§ **GOAL OF THE EXERCISE**: Write out each line of the listing as it stands, without the images.

§ **DATA TO PROCESS**:
** BEGIN **

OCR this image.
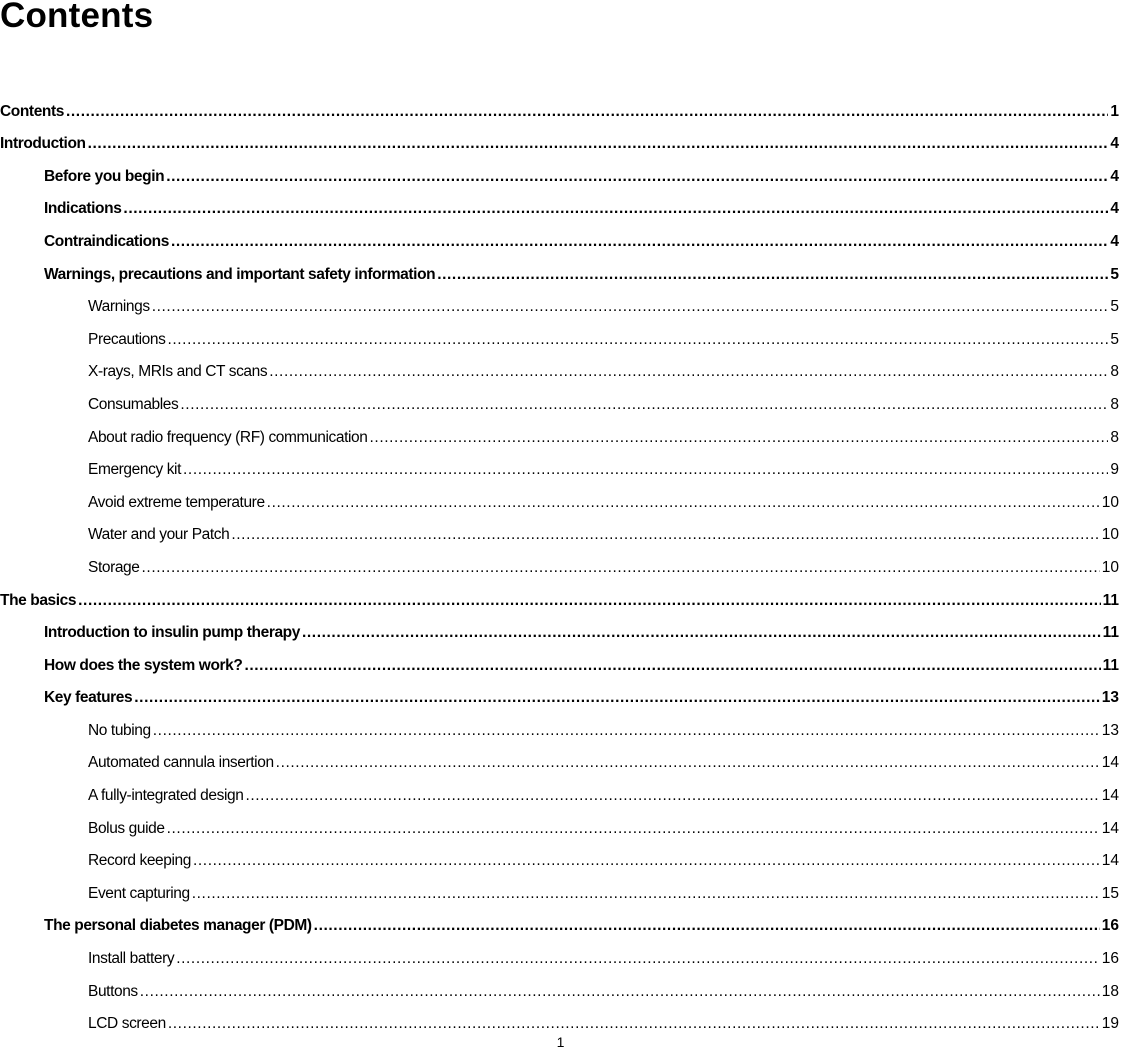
Contents
Contents .....	1
Introduction .....	4
Before you begin .....	4
Indications .....	4
Contraindications .....	4
Warnings, precautions and important safety information .....	5
Warnings .....	5
Precautions .....	5
X-rays, MRIs and CT scans .....	8
Consumables .....	8
About radio frequency (RF) communication .....	8
Emergency kit .....	9
Avoid extreme temperature .....	10
Water and your Patch .....	10
Storage .....	10
The basics .....	11
Introduction to insulin pump therapy .....	11
How does the system work? .....	11
Key features .....	13
No tubing .....	13
Automated cannula insertion .....	14
A fully-integrated design .....	14
Bolus guide .....	14
Record keeping .....	14
Event capturing .....	15
The personal diabetes manager (PDM) .....	16
Install battery .....	16
Buttons .....	18
LCD screen .....	19
1
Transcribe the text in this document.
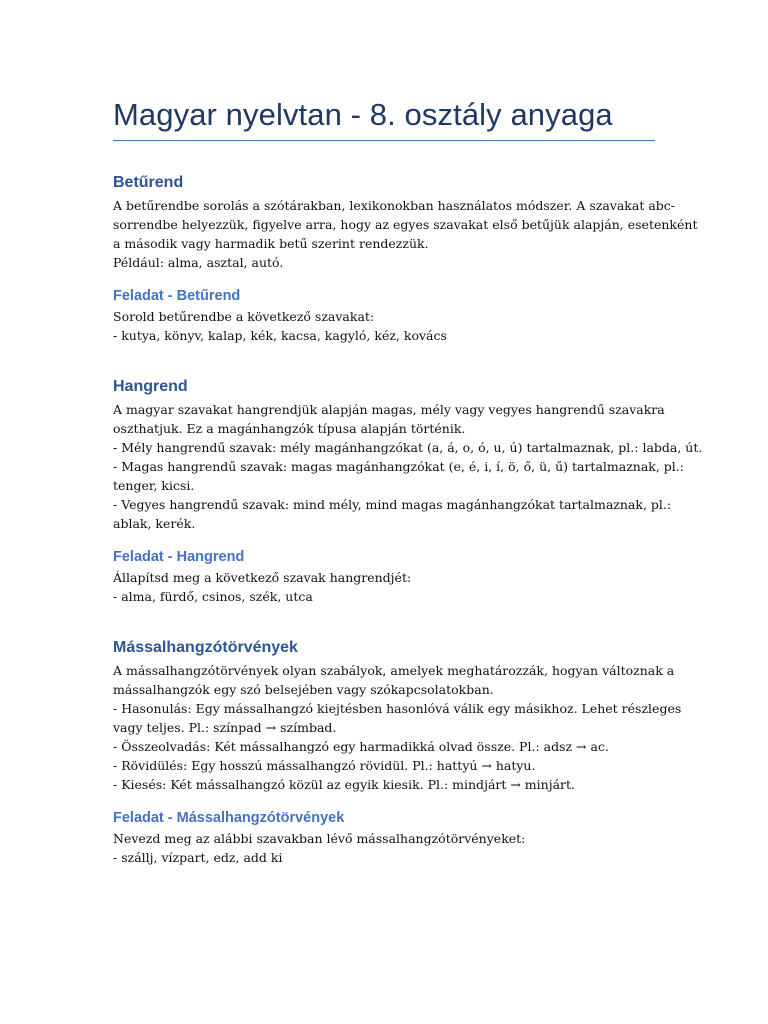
Magyar nyelvtan - 8. osztály anyaga
Betűrend

A betűrendbe sorolás a szótárakban, lexikonokban használatos módszer. A szavakat abc-
sorrendbe helyezzük, figyelve arra, hogy az egyes szavakat első betűjük alapján, esetenként
a második vagy harmadik betű szerint rendezzük.
Például: alma, asztal, autó.

Feladat - Betűrend

Sorold betűrendbe a következő szavakat:
- kutya, könyv, kalap, kék, kacsa, kagyló, kéz, kovács

Hangrend

A magyar szavakat hangrendjük alapján magas, mély vagy vegyes hangrendű szavakra
oszthatjuk. Ez a magánhangzók típusa alapján történik.
- Mély hangrendű szavak: mély magánhangzókat (a, á, o, ó, u, ú) tartalmaznak, pl.: labda, út.
- Magas hangrendű szavak: magas magánhangzókat (e, é, i, í, ö, ő, ü, ű) tartalmaznak, pl.:
tenger, kicsi.
- Vegyes hangrendű szavak: mind mély, mind magas magánhangzókat tartalmaznak, pl.:
ablak, kerék.

Feladat - Hangrend

Állapítsd meg a következő szavak hangrendjét:
- alma, fürdő, csinos, szék, utca

Mássalhangzótörvények

A mássalhangzótörvények olyan szabályok, amelyek meghatározzák, hogyan változnak a
mássalhangzók egy szó belsejében vagy szókapcsolatokban.
- Hasonulás: Egy mássalhangzó kiejtésben hasonlóvá válik egy másikhoz. Lehet részleges
vagy teljes. Pl.: színpad → szímbad.
- Összeolvadás: Két mássalhangzó egy harmadikká olvad össze. Pl.: adsz → ac.
- Rövidülés: Egy hosszú mássalhangzó rövidül. Pl.: hattyú → hatyu.
- Kiesés: Két mássalhangzó közül az egyik kiesik. Pl.: mindjárt → minjárt.

Feladat - Mássalhangzótörvények

Nevezd meg az alábbi szavakban lévő mássalhangzótörvényeket:
- szállj, vízpart, edz, add ki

** END **

§ **SOLUTION TO THIS PROBLEM**:
OCR this image.
Contents
Contents .....	1
Introduction .....	4
Before you begin .....	4
Indications .....	4
Contraindications .....	4
Warnings, precautions and important safety information .....	5
Warnings .....	5
Precautions .....	5
X-rays, MRIs and CT scans .....	8
Consumables .....	8
About radio frequency (RF) communication .....	8
Emergency kit .....	9
Avoid extreme temperature .....	10
Water and your Patch .....	10
Storage .....	10
The basics .....	11
Introduction to insulin pump therapy .....	11
How does the system work? .....	11
Key features .....	13
No tubing .....	13
Automated cannula insertion .....	14
A fully-integrated design .....	14
Bolus guide .....	14
Record keeping .....	14
Event capturing .....	15
The personal diabetes manager (PDM) .....	16
Install battery .....	16
Buttons .....	18
LCD screen .....	19
1
Transcribe the text in this document.
Magyar nyelvtan - 8. osztály anyaga
Betűrend

A betűrendbe sorolás a szótárakban, lexikonokban használatos módszer. A szavakat abc-
sorrendbe helyezzük, figyelve arra, hogy az egyes szavakat első betűjük alapján, esetenként
a második vagy harmadik betű szerint rendezzük.
Például: alma, asztal, autó.

Feladat - Betűrend

Sorold betűrendbe a következő szavakat:
- kutya, könyv, kalap, kék, kacsa, kagyló, kéz, kovács

Hangrend

A magyar szavakat hangrendjük alapján magas, mély vagy vegyes hangrendű szavakra
oszthatjuk. Ez a magánhangzók típusa alapján történik.
- Mély hangrendű szavak: mély magánhangzókat (a, á, o, ó, u, ú) tartalmaznak, pl.: labda, út.
- Magas hangrendű szavak: magas magánhangzókat (e, é, i, í, ö, ő, ü, ű) tartalmaznak, pl.:
tenger, kicsi.
- Vegyes hangrendű szavak: mind mély, mind magas magánhangzókat tartalmaznak, pl.:
ablak, kerék.

Feladat - Hangrend

Állapítsd meg a következő szavak hangrendjét:
- alma, fürdő, csinos, szék, utca

Mássalhangzótörvények

A mássalhangzótörvények olyan szabályok, amelyek meghatározzák, hogyan változnak a
mássalhangzók egy szó belsejében vagy szókapcsolatokban.
- Hasonulás: Egy mássalhangzó kiejtésben hasonlóvá válik egy másikhoz. Lehet részleges
vagy teljes. Pl.: színpad → szímbad.
- Összeolvadás: Két mássalhangzó egy harmadikká olvad össze. Pl.: adsz → ac.
- Rövidülés: Egy hosszú mássalhangzó rövidül. Pl.: hattyú → hatyu.
- Kiesés: Két mássalhangzó közül az egyik kiesik. Pl.: mindjárt → minjárt.

Feladat - Mássalhangzótörvények

Nevezd meg az alábbi szavakban lévő mássalhangzótörvényeket:
- szállj, vízpart, edz, add ki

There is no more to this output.